━━━━━ LISTED RECORDS ━━━━━
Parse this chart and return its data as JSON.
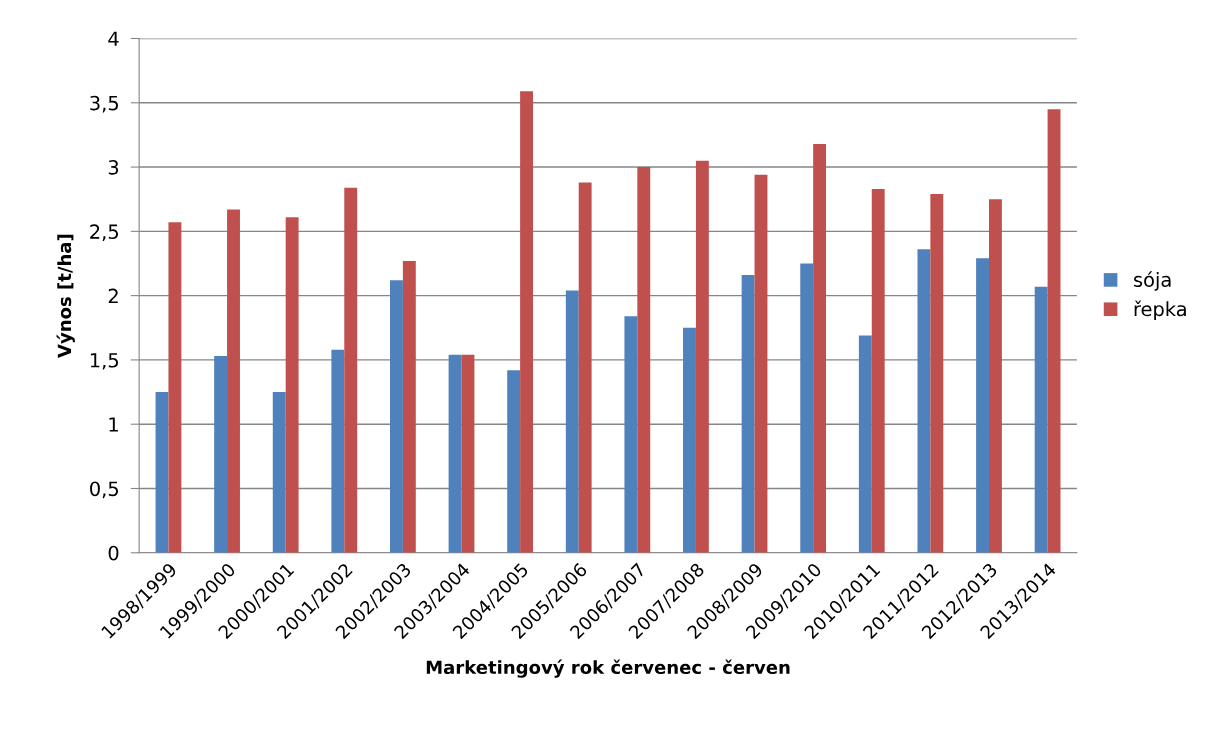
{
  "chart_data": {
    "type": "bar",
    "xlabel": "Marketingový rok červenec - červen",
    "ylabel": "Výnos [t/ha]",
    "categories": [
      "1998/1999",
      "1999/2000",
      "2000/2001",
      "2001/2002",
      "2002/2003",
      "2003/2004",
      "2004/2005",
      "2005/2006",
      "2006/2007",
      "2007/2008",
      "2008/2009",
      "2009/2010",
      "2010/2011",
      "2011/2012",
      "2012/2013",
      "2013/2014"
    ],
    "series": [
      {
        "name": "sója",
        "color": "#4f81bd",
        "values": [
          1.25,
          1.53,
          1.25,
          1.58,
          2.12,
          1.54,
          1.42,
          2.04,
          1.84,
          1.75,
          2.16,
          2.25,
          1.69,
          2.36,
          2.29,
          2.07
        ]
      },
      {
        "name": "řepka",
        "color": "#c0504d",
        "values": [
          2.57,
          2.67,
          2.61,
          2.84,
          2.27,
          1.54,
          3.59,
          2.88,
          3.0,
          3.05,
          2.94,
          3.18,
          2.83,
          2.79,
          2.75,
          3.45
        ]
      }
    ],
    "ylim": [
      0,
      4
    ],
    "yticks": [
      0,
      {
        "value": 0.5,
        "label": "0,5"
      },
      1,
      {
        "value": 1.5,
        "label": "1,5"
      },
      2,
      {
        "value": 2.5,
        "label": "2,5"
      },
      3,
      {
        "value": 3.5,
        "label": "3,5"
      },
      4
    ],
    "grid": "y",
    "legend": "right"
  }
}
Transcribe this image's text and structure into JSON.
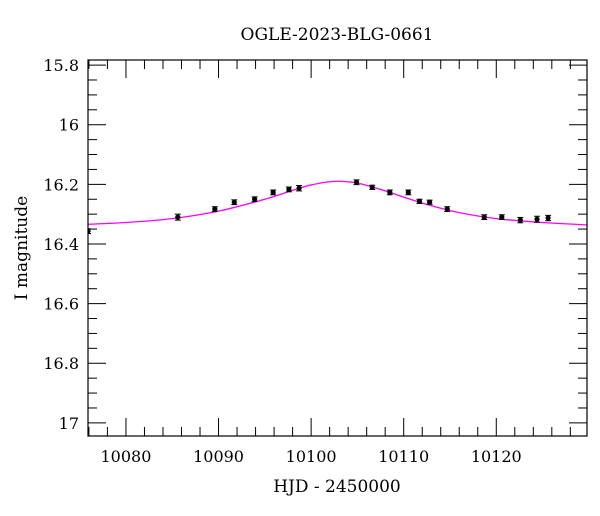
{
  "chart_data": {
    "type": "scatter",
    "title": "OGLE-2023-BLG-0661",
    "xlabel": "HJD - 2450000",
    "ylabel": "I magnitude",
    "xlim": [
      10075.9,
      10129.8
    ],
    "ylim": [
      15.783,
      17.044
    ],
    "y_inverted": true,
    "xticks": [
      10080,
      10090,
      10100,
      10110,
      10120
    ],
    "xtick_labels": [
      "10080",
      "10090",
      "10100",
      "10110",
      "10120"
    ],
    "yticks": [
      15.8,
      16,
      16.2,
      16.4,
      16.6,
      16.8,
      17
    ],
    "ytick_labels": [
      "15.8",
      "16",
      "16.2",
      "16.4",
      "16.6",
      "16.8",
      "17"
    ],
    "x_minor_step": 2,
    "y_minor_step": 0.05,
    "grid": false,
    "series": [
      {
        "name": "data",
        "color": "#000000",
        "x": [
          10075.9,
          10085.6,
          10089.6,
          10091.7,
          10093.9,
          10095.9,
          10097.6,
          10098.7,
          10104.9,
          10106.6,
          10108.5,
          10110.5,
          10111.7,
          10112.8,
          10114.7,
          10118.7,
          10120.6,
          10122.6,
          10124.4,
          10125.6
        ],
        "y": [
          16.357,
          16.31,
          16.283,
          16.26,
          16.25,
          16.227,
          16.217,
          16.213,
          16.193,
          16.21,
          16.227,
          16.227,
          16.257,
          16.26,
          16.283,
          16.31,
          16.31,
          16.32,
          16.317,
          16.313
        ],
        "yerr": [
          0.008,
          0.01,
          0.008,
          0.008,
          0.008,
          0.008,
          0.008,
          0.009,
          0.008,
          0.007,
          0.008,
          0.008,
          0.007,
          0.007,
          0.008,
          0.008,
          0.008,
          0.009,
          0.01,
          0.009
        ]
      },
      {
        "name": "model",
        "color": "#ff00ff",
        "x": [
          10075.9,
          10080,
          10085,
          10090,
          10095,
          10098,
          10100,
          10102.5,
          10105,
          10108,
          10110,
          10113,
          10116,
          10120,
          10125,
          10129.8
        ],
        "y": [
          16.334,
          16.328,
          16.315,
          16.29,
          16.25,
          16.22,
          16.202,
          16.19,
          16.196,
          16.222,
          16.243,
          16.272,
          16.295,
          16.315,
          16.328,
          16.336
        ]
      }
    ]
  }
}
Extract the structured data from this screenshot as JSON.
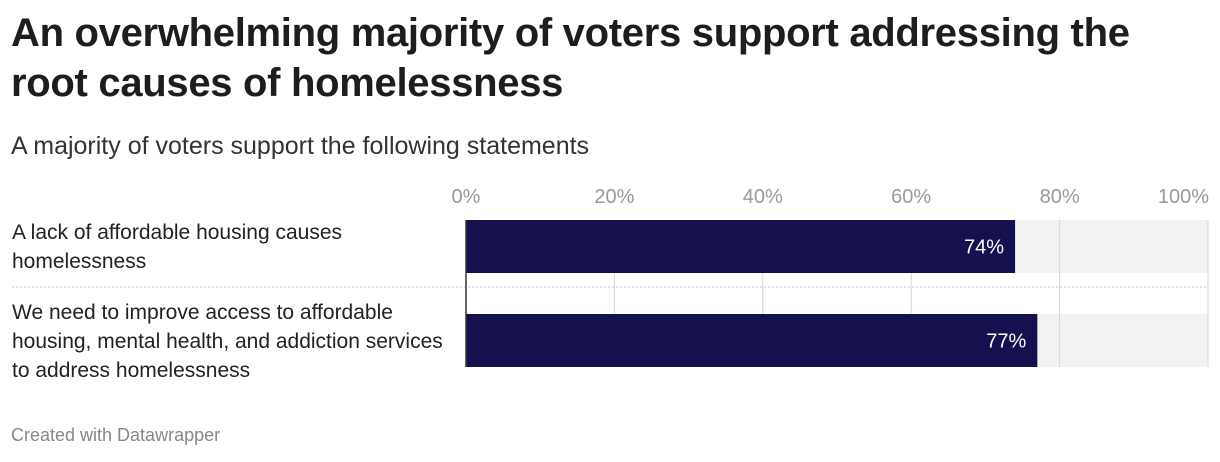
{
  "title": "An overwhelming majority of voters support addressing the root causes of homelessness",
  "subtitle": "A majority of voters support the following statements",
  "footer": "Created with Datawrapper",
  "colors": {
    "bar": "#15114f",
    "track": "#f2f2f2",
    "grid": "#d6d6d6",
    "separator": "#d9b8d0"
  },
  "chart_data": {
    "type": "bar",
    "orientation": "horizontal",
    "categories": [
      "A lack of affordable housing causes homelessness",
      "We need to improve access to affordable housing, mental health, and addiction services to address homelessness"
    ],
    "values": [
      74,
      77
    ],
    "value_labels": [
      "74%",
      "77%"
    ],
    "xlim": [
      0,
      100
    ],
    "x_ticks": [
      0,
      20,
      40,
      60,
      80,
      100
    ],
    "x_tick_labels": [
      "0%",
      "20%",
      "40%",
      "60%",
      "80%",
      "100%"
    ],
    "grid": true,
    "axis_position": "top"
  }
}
━━━━━
━━━━━ LISTED RECORDS ━━━━━
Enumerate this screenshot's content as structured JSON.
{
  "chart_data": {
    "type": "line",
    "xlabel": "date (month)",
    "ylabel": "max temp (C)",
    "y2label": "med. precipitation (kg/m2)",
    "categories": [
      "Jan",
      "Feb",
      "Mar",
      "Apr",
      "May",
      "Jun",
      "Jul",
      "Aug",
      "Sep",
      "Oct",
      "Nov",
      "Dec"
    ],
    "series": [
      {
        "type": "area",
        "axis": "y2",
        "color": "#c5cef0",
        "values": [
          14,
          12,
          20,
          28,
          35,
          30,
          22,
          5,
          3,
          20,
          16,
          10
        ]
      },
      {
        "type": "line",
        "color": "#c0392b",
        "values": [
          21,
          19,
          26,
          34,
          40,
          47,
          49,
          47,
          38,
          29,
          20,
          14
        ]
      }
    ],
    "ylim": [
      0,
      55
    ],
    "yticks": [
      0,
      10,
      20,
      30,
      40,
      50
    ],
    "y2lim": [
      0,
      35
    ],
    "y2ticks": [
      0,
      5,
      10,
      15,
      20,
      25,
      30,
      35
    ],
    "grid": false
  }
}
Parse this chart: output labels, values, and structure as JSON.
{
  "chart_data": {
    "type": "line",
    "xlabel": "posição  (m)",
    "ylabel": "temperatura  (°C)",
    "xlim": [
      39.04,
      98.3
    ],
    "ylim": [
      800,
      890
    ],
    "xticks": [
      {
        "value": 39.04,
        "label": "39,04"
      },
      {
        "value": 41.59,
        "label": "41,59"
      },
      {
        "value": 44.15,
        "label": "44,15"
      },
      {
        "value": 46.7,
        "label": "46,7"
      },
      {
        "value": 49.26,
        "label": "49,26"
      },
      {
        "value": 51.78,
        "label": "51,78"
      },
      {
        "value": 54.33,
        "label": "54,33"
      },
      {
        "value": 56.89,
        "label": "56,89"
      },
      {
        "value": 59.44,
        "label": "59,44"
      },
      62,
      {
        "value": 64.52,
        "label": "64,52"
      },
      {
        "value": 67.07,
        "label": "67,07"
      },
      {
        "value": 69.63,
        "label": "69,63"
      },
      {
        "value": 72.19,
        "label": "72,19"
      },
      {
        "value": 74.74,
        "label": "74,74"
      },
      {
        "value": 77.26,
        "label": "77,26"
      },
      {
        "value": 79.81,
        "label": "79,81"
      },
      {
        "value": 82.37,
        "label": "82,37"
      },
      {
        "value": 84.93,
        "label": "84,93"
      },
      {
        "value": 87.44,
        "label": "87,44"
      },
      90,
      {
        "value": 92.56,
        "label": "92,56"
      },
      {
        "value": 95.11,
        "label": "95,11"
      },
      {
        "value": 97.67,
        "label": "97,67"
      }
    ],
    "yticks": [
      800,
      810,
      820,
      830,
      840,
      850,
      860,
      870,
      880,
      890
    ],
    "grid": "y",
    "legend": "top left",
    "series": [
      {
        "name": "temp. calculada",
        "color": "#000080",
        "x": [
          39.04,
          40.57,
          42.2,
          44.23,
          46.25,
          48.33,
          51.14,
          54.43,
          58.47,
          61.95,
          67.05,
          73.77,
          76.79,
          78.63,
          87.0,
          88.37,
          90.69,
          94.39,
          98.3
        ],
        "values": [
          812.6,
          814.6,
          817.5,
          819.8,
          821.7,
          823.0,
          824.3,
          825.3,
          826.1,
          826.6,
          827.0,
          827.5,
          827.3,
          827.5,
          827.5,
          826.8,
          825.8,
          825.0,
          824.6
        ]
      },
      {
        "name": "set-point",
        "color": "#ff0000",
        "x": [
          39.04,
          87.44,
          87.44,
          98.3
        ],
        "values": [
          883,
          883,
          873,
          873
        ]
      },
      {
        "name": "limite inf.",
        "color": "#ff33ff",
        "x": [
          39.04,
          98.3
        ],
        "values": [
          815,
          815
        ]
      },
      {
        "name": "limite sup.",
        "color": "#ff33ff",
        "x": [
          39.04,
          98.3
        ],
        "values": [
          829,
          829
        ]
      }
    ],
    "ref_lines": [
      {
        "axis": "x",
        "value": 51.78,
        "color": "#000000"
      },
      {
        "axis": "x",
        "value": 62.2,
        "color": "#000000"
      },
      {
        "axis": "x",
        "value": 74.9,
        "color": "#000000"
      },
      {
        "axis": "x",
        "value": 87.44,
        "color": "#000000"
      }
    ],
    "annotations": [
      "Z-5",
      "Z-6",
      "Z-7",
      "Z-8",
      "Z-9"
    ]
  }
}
━━━━━
━━━━━ LISTED RECORDS ━━━━━
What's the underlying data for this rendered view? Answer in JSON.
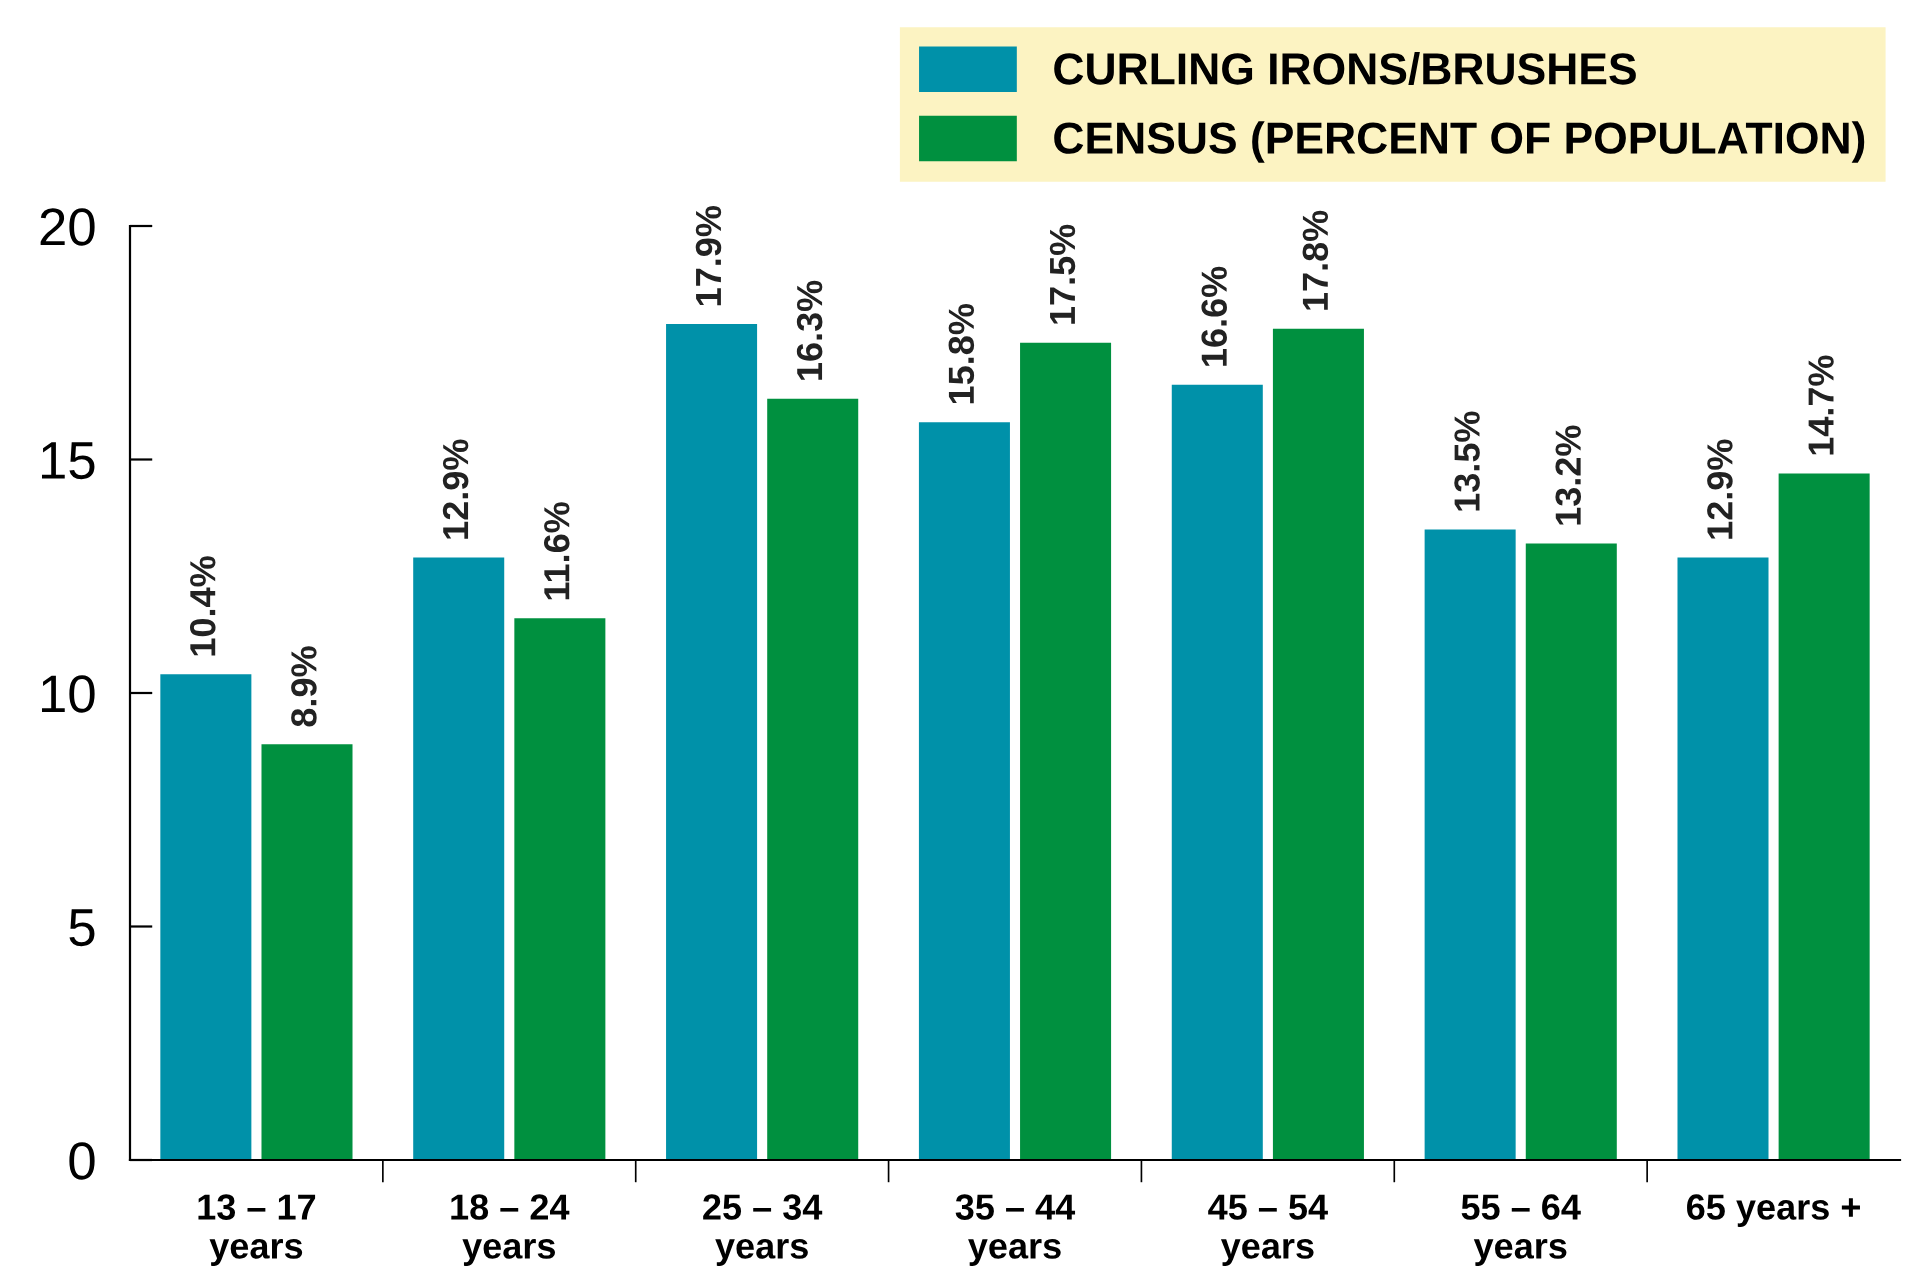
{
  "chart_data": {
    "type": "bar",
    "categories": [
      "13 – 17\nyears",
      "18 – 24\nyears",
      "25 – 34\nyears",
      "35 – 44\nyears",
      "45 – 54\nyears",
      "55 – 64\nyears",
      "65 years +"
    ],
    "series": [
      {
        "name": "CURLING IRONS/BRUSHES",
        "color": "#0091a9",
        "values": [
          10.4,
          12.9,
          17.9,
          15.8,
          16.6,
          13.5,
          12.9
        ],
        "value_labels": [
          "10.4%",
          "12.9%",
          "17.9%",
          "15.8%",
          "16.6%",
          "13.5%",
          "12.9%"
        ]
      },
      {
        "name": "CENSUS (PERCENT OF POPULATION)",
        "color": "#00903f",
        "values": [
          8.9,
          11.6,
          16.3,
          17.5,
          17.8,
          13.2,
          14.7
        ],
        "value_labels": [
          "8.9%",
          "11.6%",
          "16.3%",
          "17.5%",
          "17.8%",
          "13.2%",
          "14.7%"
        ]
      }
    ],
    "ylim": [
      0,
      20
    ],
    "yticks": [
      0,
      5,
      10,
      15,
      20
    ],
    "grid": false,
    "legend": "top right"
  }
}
━━━━━
Copy out all lines that carry the word "homelessness".

- **RESULT BELOW**
  "title": "An overwhelming majority of voters support addressing the root causes of homelessness",
      "A lack of affordable housing causes homelessness",
      "We need to improve access to affordable housing, mental health, and addiction services to address homelessness"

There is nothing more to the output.